(EXERCISE DATA)
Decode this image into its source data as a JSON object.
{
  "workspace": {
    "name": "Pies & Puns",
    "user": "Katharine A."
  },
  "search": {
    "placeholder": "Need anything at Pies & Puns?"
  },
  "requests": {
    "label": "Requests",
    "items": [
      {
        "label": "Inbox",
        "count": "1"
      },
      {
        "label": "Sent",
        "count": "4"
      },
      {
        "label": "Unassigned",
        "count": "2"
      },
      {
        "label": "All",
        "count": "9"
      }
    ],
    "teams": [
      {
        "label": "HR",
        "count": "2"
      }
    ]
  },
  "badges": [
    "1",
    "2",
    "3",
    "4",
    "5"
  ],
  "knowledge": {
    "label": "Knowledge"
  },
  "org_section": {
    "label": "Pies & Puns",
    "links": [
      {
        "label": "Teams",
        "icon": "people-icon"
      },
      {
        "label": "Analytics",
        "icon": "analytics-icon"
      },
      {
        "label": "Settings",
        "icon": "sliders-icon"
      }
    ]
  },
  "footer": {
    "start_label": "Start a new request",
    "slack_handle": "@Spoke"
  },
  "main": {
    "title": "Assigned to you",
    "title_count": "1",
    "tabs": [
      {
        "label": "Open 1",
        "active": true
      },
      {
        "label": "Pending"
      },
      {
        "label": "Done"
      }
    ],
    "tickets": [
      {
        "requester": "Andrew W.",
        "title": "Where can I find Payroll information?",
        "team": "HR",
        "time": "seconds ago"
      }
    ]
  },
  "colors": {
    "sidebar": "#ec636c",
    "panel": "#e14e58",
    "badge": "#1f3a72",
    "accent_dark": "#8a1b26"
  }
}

(SET EXERCISE) Restate every line of the data word for word.

(RESULT FOR THIS TASK)
Decode this image into its source data as a JSON object.
{
  "workspace": {
    "name": "Pies & Puns",
    "user": "Katharine A."
  },
  "search": {
    "placeholder": "Need anything at Pies & Puns?"
  },
  "requests": {
    "label": "Requests",
    "items": [
      {
        "label": "Inbox",
        "count": "1"
      },
      {
        "label": "Sent",
        "count": "4"
      },
      {
        "label": "Unassigned",
        "count": "2"
      },
      {
        "label": "All",
        "count": "9"
      }
    ],
    "teams": [
      {
        "label": "HR",
        "count": "2"
      }
    ]
  },
  "badges": [
    "1",
    "2",
    "3",
    "4",
    "5"
  ],
  "knowledge": {
    "label": "Knowledge"
  },
  "org_section": {
    "label": "Pies & Puns",
    "links": [
      {
        "label": "Teams",
        "icon": "people-icon"
      },
      {
        "label": "Analytics",
        "icon": "analytics-icon"
      },
      {
        "label": "Settings",
        "icon": "sliders-icon"
      }
    ]
  },
  "footer": {
    "start_label": "Start a new request",
    "slack_handle": "@Spoke"
  },
  "main": {
    "title": "Assigned to you",
    "title_count": "1",
    "tabs": [
      {
        "label": "Open 1",
        "active": true
      },
      {
        "label": "Pending"
      },
      {
        "label": "Done"
      }
    ],
    "tickets": [
      {
        "requester": "Andrew W.",
        "title": "Where can I find Payroll information?",
        "team": "HR",
        "time": "seconds ago"
      }
    ]
  },
  "colors": {
    "sidebar": "#ec636c",
    "panel": "#e14e58",
    "badge": "#1f3a72",
    "accent_dark": "#8a1b26"
  }
}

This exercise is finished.